> **WORK TO DO**
Identify all lines below that hold "from" and collect them.

> **MATERIAL FOR THE TASK**
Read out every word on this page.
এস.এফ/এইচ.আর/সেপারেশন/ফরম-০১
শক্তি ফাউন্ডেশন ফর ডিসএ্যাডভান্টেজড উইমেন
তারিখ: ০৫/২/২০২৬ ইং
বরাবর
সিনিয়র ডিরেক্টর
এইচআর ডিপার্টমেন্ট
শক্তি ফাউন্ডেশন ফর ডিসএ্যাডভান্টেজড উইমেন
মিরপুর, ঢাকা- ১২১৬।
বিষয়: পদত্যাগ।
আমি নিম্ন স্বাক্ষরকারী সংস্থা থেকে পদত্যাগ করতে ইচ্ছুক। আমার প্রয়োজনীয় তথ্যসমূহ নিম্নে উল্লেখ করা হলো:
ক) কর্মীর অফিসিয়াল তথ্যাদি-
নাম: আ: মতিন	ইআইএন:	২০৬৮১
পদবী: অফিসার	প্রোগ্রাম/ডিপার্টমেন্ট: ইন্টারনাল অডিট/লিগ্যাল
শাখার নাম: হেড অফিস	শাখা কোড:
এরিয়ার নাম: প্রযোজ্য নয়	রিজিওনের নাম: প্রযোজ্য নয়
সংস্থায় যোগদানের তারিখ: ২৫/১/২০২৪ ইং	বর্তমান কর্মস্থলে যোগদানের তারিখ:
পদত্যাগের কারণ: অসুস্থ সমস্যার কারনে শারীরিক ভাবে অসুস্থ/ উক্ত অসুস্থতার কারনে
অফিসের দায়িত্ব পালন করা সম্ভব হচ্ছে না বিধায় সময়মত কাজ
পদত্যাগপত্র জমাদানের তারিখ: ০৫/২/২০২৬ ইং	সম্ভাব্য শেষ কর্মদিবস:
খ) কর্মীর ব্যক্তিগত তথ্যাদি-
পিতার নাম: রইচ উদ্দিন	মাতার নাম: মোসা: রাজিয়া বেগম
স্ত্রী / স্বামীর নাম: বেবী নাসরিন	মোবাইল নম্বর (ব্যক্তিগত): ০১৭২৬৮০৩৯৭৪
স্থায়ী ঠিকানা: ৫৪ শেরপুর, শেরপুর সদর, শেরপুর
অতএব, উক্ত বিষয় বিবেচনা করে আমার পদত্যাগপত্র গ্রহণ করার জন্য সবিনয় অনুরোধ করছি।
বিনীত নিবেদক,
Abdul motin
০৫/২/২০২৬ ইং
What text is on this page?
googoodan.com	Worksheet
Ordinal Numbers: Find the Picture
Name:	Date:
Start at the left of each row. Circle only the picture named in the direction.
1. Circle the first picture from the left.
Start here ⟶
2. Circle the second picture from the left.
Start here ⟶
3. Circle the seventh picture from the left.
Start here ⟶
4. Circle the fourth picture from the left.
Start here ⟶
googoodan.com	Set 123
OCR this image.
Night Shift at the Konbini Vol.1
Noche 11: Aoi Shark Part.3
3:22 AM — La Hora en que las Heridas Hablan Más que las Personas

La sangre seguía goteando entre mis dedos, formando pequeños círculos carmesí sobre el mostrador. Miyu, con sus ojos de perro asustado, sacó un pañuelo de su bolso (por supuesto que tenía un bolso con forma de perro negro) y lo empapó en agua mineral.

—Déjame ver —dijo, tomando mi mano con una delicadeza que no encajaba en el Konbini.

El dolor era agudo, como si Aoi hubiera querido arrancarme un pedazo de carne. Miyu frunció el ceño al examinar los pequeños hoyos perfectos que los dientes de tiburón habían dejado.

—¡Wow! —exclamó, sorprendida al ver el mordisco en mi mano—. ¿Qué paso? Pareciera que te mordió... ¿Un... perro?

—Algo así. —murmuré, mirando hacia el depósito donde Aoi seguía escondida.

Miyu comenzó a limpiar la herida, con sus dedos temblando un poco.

> **EXERCISE RESULT**
1. Circle the first picture from the left.
2. Circle the second picture from the left.
3. Circle the seventh picture from the left.
4. Circle the fourth picture from the left.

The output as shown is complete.